### Short exercise
Tally up the lines that include "JSON" and state that number by itself.
— Begin Exercise material —
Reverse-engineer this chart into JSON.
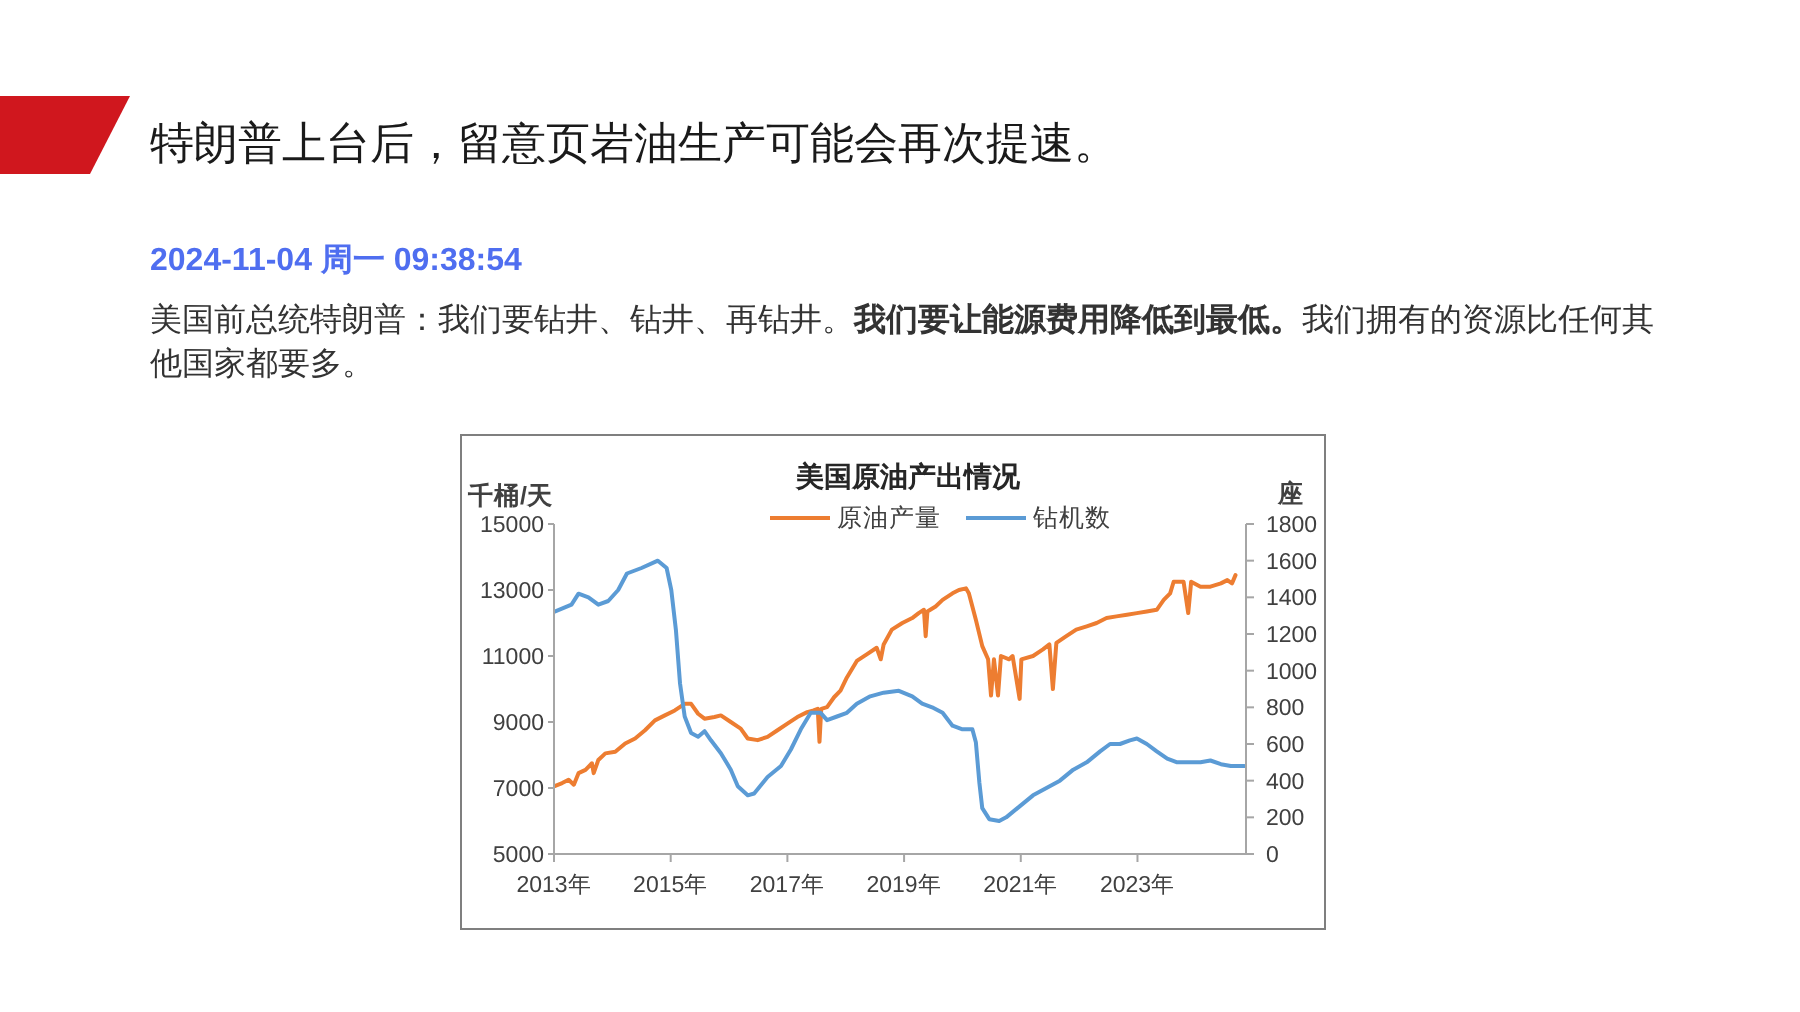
{
  "chart_data": {
    "type": "line",
    "title": "美国原油产出情况",
    "ylabel": "千桶/天",
    "y2label": "座",
    "annotations": [
      "特朗普上台后，留意页岩油生产可能会再次提速。",
      "2024-11-04 周一 09:38:54",
      "美国前总统特朗普：我们要钻井、钻井、再钻井。",
      "我们要让能源费用降低到最低。",
      "我们拥有的资源比任何其",
      "他国家都要多。"
    ],
    "xlim": [
      2013,
      2024.86
    ],
    "xticks": [
      {
        "value": 2013,
        "label": "2013年"
      },
      {
        "value": 2015,
        "label": "2015年"
      },
      {
        "value": 2017,
        "label": "2017年"
      },
      {
        "value": 2019,
        "label": "2019年"
      },
      {
        "value": 2021,
        "label": "2021年"
      },
      {
        "value": 2023,
        "label": "2023年"
      }
    ],
    "ylim": [
      5000,
      15000
    ],
    "yticks": [
      5000,
      7000,
      9000,
      11000,
      13000,
      15000
    ],
    "y2lim": [
      0,
      1800
    ],
    "y2ticks": [
      0,
      200,
      400,
      600,
      800,
      1000,
      1200,
      1400,
      1600,
      1800
    ],
    "legend": "top",
    "marker": "none",
    "line_style": "solid",
    "series": [
      {
        "name": "原油产量",
        "color": "#ed7d31",
        "x": [
          2013.0,
          2013.14,
          2013.25,
          2013.34,
          2013.42,
          2013.54,
          2013.65,
          2013.68,
          2013.76,
          2013.88,
          2014.05,
          2014.22,
          2014.39,
          2014.56,
          2014.73,
          2014.9,
          2015.07,
          2015.24,
          2015.35,
          2015.47,
          2015.58,
          2015.75,
          2015.86,
          2016.03,
          2016.2,
          2016.32,
          2016.49,
          2016.66,
          2016.83,
          2017.0,
          2017.17,
          2017.34,
          2017.45,
          2017.52,
          2017.55,
          2017.58,
          2017.68,
          2017.8,
          2017.91,
          2018.02,
          2018.19,
          2018.36,
          2018.53,
          2018.6,
          2018.65,
          2018.79,
          2018.97,
          2019.14,
          2019.25,
          2019.34,
          2019.37,
          2019.4,
          2019.54,
          2019.66,
          2019.83,
          2019.94,
          2020.06,
          2020.11,
          2020.23,
          2020.34,
          2020.44,
          2020.49,
          2020.54,
          2020.61,
          2020.66,
          2020.8,
          2020.86,
          2020.98,
          2021.01,
          2021.21,
          2021.38,
          2021.49,
          2021.55,
          2021.61,
          2021.78,
          2021.95,
          2022.13,
          2022.3,
          2022.47,
          2022.64,
          2022.82,
          2022.99,
          2023.16,
          2023.33,
          2023.45,
          2023.56,
          2023.62,
          2023.79,
          2023.87,
          2023.92,
          2024.08,
          2024.25,
          2024.43,
          2024.54,
          2024.62,
          2024.68
        ],
        "values": [
          7050,
          7150,
          7250,
          7100,
          7450,
          7550,
          7750,
          7450,
          7850,
          8050,
          8100,
          8350,
          8500,
          8750,
          9050,
          9200,
          9350,
          9550,
          9550,
          9250,
          9100,
          9150,
          9200,
          9000,
          8800,
          8500,
          8450,
          8550,
          8750,
          8950,
          9150,
          9300,
          9350,
          9400,
          8400,
          9400,
          9450,
          9750,
          9950,
          10350,
          10850,
          11050,
          11250,
          10900,
          11350,
          11800,
          12000,
          12150,
          12300,
          12400,
          11600,
          12350,
          12500,
          12700,
          12900,
          13000,
          13050,
          12900,
          12100,
          11300,
          10900,
          9800,
          10900,
          9800,
          11000,
          10900,
          11000,
          9700,
          10900,
          11000,
          11200,
          11350,
          10000,
          11400,
          11600,
          11800,
          11900,
          12000,
          12150,
          12200,
          12250,
          12300,
          12350,
          12400,
          12700,
          12900,
          13250,
          13250,
          12300,
          13250,
          13100,
          13100,
          13200,
          13300,
          13200,
          13450
        ]
      },
      {
        "name": "钻机数",
        "color": "#5b9bd5",
        "axis": "y2",
        "x": [
          2013.0,
          2013.3,
          2013.42,
          2013.59,
          2013.76,
          2013.93,
          2014.1,
          2014.25,
          2014.5,
          2014.78,
          2014.93,
          2015.01,
          2015.09,
          2015.16,
          2015.24,
          2015.35,
          2015.47,
          2015.58,
          2015.69,
          2015.86,
          2016.03,
          2016.15,
          2016.32,
          2016.43,
          2016.66,
          2016.89,
          2017.06,
          2017.23,
          2017.4,
          2017.57,
          2017.68,
          2017.85,
          2018.02,
          2018.19,
          2018.42,
          2018.65,
          2018.91,
          2019.14,
          2019.31,
          2019.48,
          2019.66,
          2019.83,
          2020.0,
          2020.17,
          2020.23,
          2020.29,
          2020.34,
          2020.46,
          2020.63,
          2020.75,
          2020.98,
          2021.21,
          2021.44,
          2021.67,
          2021.9,
          2022.13,
          2022.36,
          2022.53,
          2022.7,
          2022.87,
          2022.99,
          2023.16,
          2023.33,
          2023.51,
          2023.68,
          2023.91,
          2024.08,
          2024.25,
          2024.43,
          2024.6,
          2024.83
        ],
        "values": [
          1320,
          1360,
          1420,
          1400,
          1360,
          1380,
          1440,
          1530,
          1560,
          1600,
          1560,
          1440,
          1220,
          930,
          750,
          660,
          640,
          670,
          620,
          550,
          460,
          370,
          320,
          330,
          420,
          480,
          570,
          680,
          770,
          770,
          730,
          750,
          770,
          820,
          860,
          880,
          890,
          860,
          820,
          800,
          770,
          700,
          680,
          680,
          610,
          390,
          250,
          190,
          180,
          200,
          260,
          320,
          360,
          400,
          460,
          500,
          560,
          600,
          600,
          620,
          630,
          600,
          560,
          520,
          500,
          500,
          500,
          510,
          490,
          480,
          480
        ]
      }
    ]
  }
}
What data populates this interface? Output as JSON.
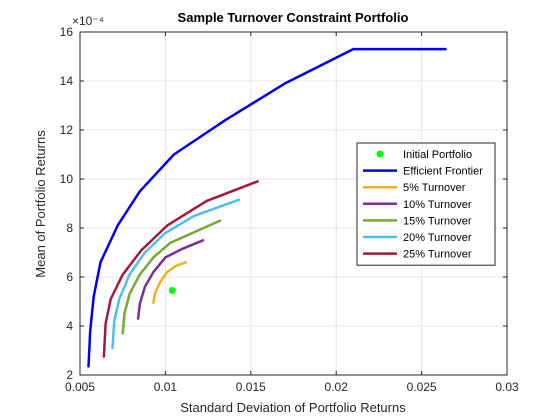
{
  "chart_data": {
    "type": "line",
    "title": "Sample Turnover Constraint Portfolio",
    "xlabel": "Standard Deviation of Portfolio Returns",
    "ylabel": "Mean of Portfolio Returns",
    "y_exponent_label": "×10⁻⁴",
    "xlim": [
      0.005,
      0.03
    ],
    "ylim": [
      2,
      16
    ],
    "xticks": [
      "0.005",
      "0.01",
      "0.015",
      "0.02",
      "0.025",
      "0.03"
    ],
    "yticks": [
      "2",
      "4",
      "6",
      "8",
      "10",
      "12",
      "14",
      "16"
    ],
    "grid": true,
    "legend_position": "right",
    "point": {
      "name": "Initial Portfolio",
      "x": 0.0104,
      "y": 5.45,
      "color": "#00ff00"
    },
    "series": [
      {
        "name": "Efficient Frontier",
        "color": "#0000ee",
        "x": [
          0.0055,
          0.0056,
          0.0058,
          0.0062,
          0.0072,
          0.0085,
          0.0105,
          0.0135,
          0.017,
          0.021,
          0.0264
        ],
        "y": [
          2.35,
          3.8,
          5.2,
          6.6,
          8.1,
          9.5,
          11.0,
          12.4,
          13.9,
          15.3,
          15.3
        ]
      },
      {
        "name": "5% Turnover",
        "color": "#f2b11c",
        "x": [
          0.0093,
          0.0094,
          0.0097,
          0.0101,
          0.0106,
          0.0112
        ],
        "y": [
          4.95,
          5.35,
          5.8,
          6.2,
          6.45,
          6.6
        ]
      },
      {
        "name": "10% Turnover",
        "color": "#7b2f8e",
        "x": [
          0.0084,
          0.0085,
          0.0088,
          0.0093,
          0.01,
          0.011,
          0.0122
        ],
        "y": [
          4.3,
          4.9,
          5.6,
          6.2,
          6.8,
          7.15,
          7.5
        ]
      },
      {
        "name": "15% Turnover",
        "color": "#76a832",
        "x": [
          0.0075,
          0.0076,
          0.0079,
          0.0085,
          0.0093,
          0.0103,
          0.0116,
          0.0132
        ],
        "y": [
          3.7,
          4.5,
          5.3,
          6.1,
          6.8,
          7.4,
          7.8,
          8.3
        ]
      },
      {
        "name": "20% Turnover",
        "color": "#4dbfec",
        "x": [
          0.0069,
          0.007,
          0.0073,
          0.0079,
          0.0088,
          0.01,
          0.0117,
          0.0143
        ],
        "y": [
          3.1,
          4.2,
          5.1,
          6.1,
          7.0,
          7.8,
          8.5,
          9.15
        ]
      },
      {
        "name": "25% Turnover",
        "color": "#a3193a",
        "x": [
          0.0064,
          0.0065,
          0.0068,
          0.0075,
          0.0086,
          0.0101,
          0.0124,
          0.0154
        ],
        "y": [
          2.75,
          4.1,
          5.1,
          6.1,
          7.1,
          8.1,
          9.1,
          9.9
        ]
      }
    ]
  }
}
— End Exercise material —
### The result
2